• _SET EXERCISE_: Copy down all of the data underneath, exactly as shown.
#### MATERIAL FOR THIS EXERCISE
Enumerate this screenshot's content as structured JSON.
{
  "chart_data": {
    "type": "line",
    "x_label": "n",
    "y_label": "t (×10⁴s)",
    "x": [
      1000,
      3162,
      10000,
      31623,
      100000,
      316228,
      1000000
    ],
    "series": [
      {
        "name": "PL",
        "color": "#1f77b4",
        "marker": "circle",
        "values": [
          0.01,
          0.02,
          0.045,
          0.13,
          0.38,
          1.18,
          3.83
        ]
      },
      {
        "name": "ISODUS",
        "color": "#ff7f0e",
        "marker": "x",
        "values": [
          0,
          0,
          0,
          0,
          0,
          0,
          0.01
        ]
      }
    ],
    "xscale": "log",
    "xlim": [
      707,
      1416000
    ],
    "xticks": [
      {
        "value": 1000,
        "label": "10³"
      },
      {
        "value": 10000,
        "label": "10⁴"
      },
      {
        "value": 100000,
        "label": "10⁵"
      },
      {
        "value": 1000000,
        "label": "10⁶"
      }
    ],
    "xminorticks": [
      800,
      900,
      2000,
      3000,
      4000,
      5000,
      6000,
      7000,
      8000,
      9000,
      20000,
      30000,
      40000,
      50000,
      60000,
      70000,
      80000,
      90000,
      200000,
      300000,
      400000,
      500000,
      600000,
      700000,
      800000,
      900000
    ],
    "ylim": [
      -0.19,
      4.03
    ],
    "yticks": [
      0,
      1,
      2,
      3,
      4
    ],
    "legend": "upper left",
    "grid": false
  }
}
########
• _OUTPUT FOR THIS EXERCISE_:
Enumerate this screenshot's content as structured JSON.
{
  "chart_data": {
    "type": "line",
    "x_label": "n",
    "y_label": "t (×10⁴s)",
    "x": [
      1000,
      3162,
      10000,
      31623,
      100000,
      316228,
      1000000
    ],
    "series": [
      {
        "name": "PL",
        "color": "#1f77b4",
        "marker": "circle",
        "values": [
          0.01,
          0.02,
          0.045,
          0.13,
          0.38,
          1.18,
          3.83
        ]
      },
      {
        "name": "ISODUS",
        "color": "#ff7f0e",
        "marker": "x",
        "values": [
          0,
          0,
          0,
          0,
          0,
          0,
          0.01
        ]
      }
    ],
    "xscale": "log",
    "xlim": [
      707,
      1416000
    ],
    "xticks": [
      {
        "value": 1000,
        "label": "10³"
      },
      {
        "value": 10000,
        "label": "10⁴"
      },
      {
        "value": 100000,
        "label": "10⁵"
      },
      {
        "value": 1000000,
        "label": "10⁶"
      }
    ],
    "xminorticks": [
      800,
      900,
      2000,
      3000,
      4000,
      5000,
      6000,
      7000,
      8000,
      9000,
      20000,
      30000,
      40000,
      50000,
      60000,
      70000,
      80000,
      90000,
      200000,
      300000,
      400000,
      500000,
      600000,
      700000,
      800000,
      900000
    ],
    "ylim": [
      -0.19,
      4.03
    ],
    "yticks": [
      0,
      1,
      2,
      3,
      4
    ],
    "legend": "upper left",
    "grid": false
  }
}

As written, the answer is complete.